┌─ Records for this exercise
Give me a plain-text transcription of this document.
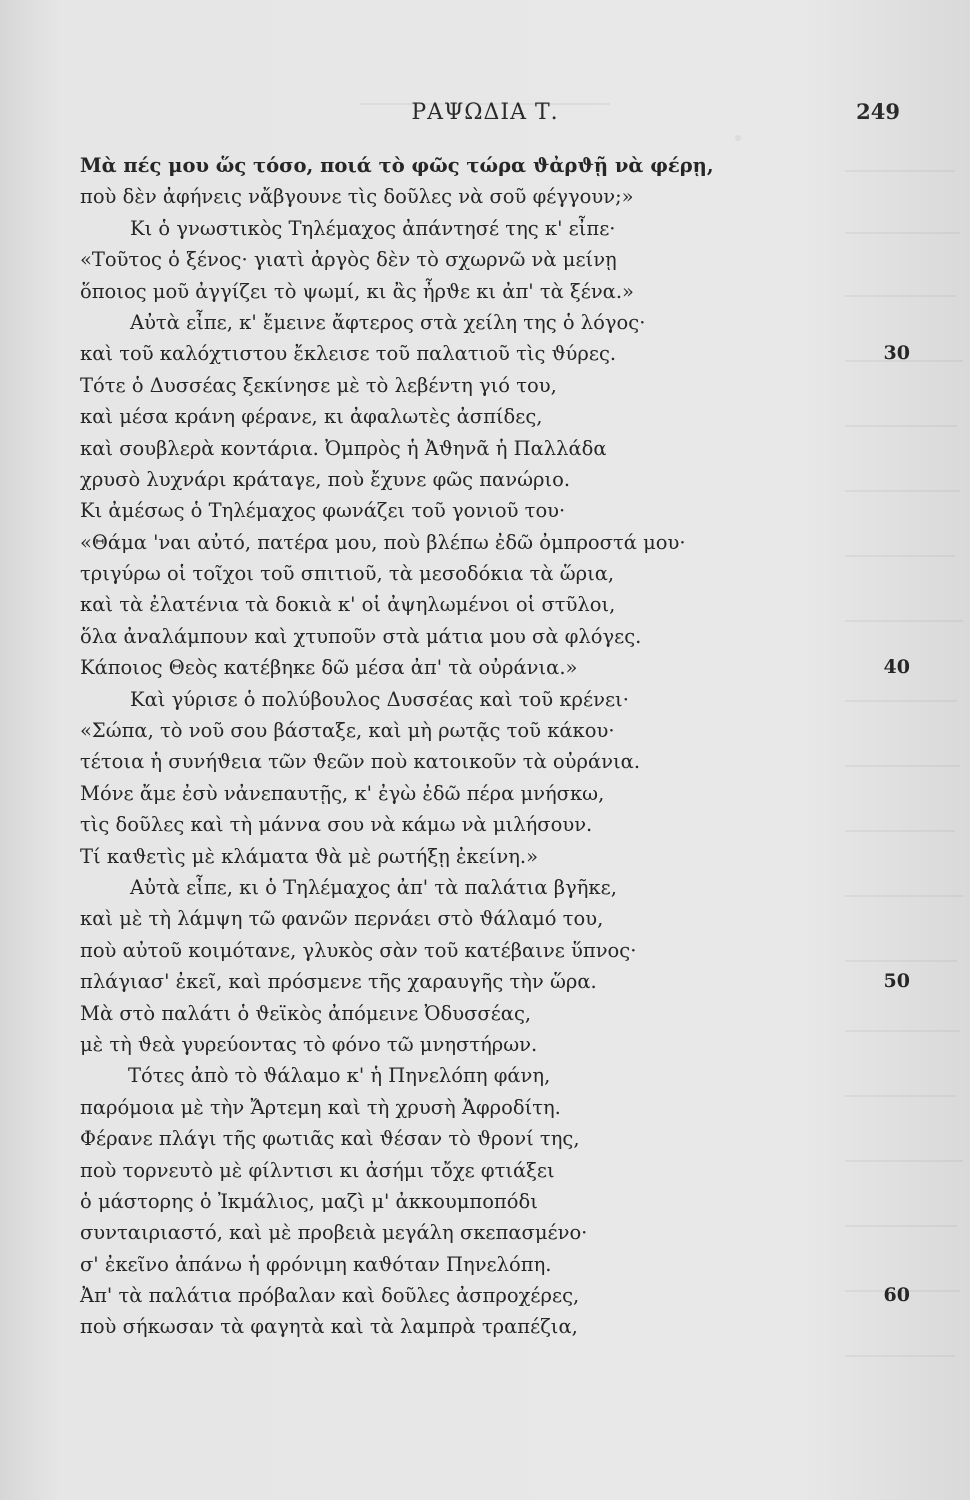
ΡΑΨΩΔΙΑ Τ.	249
Μὰ πές μου ὥς τόσο, ποιά τὸ φῶς τώρα ϑἀρϑῇ νὰ φέρῃ,
ποὺ δὲν ἀφήνεις νἄβγουνε τὶς δοῦλες νὰ σοῦ φέγγουν;»
Κι ὁ γνωστικὸς Τηλέμαχος ἀπάντησέ της κ' εἶπε·
«Τοῦτος ὁ ξένος· γιατὶ ἀργὸς δὲν τὸ σχωρνῶ νὰ μείνῃ
ὅποιος μοῦ ἀγγίζει τὸ ψωμί, κι ἂς ἦρϑε κι ἀπ' τὰ ξένα.»
Αὐτὰ εἶπε, κ' ἔμεινε ἄφτερος στὰ χείλη της ὁ λόγος·
καὶ τοῦ καλόχτιστου ἔκλεισε τοῦ παλατιοῦ τὶς ϑύρες.	30
Τότε ὁ Δυσσέας ξεκίνησε μὲ τὸ λεβέντη γιό του,
καὶ μέσα κράνη φέρανε, κι ἀφαλωτὲς ἀσπίδες,
καὶ σουβλερὰ κοντάρια. Ὀμπρὸς ἡ Ἀϑηνᾶ ἡ Παλλάδα
χρυσὸ λυχνάρι κράταγε, ποὺ ἔχυνε φῶς πανώριο.
Κι ἀμέσως ὁ Τηλέμαχος φωνάζει τοῦ γονιοῦ του·
«Θάμα 'ναι αὐτό, πατέρα μου, ποὺ βλέπω ἐδῶ ὀμπροστά μου·
τριγύρω οἱ τοῖχοι τοῦ σπιτιοῦ, τὰ μεσοδόκια τὰ ὥρια,
καὶ τὰ ἐλατένια τὰ δοκιὰ κ' οἱ ἀψηλωμένοι οἱ στῦλοι,
ὅλα ἀναλάμπουν καὶ χτυποῦν στὰ μάτια μου σὰ φλόγες.
Κάποιος Θεὸς κατέβηκε δῶ μέσα ἀπ' τὰ οὐράνια.»	40
Καὶ γύρισε ὁ πολύβουλος Δυσσέας καὶ τοῦ κρένει·
«Σώπα, τὸ νοῦ σου βάσταξε, καὶ μὴ ρωτᾷς τοῦ κάκου·
τέτοια ἡ συνήϑεια τῶν ϑεῶν ποὺ κατοικοῦν τὰ οὐράνια.
Μόνε ἄμε ἐσὺ νἀνεπαυτῇς, κ' ἐγὼ ἐδῶ πέρα μνήσκω,
τὶς δοῦλες καὶ τὴ μάννα σου νὰ κάμω νὰ μιλήσουν.
Τί καϑετὶς μὲ κλάματα ϑὰ μὲ ρωτήξῃ ἐκείνη.»
Αὐτὰ εἶπε, κι ὁ Τηλέμαχος ἀπ' τὰ παλάτια βγῆκε,
καὶ μὲ τὴ λάμψη τῶ φανῶν περνάει στὸ ϑάλαμό του,
ποὺ αὐτοῦ κοιμότανε, γλυκὸς σὰν τοῦ κατέβαινε ὕπνος·
πλάγιασ' ἐκεῖ, καὶ πρόσμενε τῆς χαραυγῆς τὴν ὥρα.	50
Μὰ στὸ παλάτι ὁ ϑεϊκὸς ἀπόμεινε Ὀδυσσέας,
μὲ τὴ ϑεὰ γυρεύοντας τὸ φόνο τῶ μνηστήρων.
Τότες ἀπὸ τὸ ϑάλαμο κ' ἡ Πηνελόπη φάνη,
παρόμοια μὲ τὴν Ἄρτεμη καὶ τὴ χρυσὴ Ἀφροδίτη.
Φέρανε πλάγι τῆς φωτιᾶς καὶ ϑέσαν τὸ ϑρονί της,
ποὺ τορνευτὸ μὲ φίλντισι κι ἀσήμι τὄχε φτιάξει
ὁ μάστορης ὁ Ἰκμάλιος, μαζὶ μ' ἀκκουμποπόδι
συνταιριαστό, καὶ μὲ προβειὰ μεγάλη σκεπασμένο·
σ' ἐκεῖνο ἀπάνω ἡ φρόνιμη καϑόταν Πηνελόπη.
Ἀπ' τὰ παλάτια πρόβαλαν καὶ δοῦλες ἀσπροχέρες,	60
ποὺ σήκωσαν τὰ φαγητὰ καὶ τὰ λαμπρὰ τραπέζια,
└─
Problem details
Give the number of lines that hold the word "Τηλέμαχος" in these records, with nothing added.

Answer below
3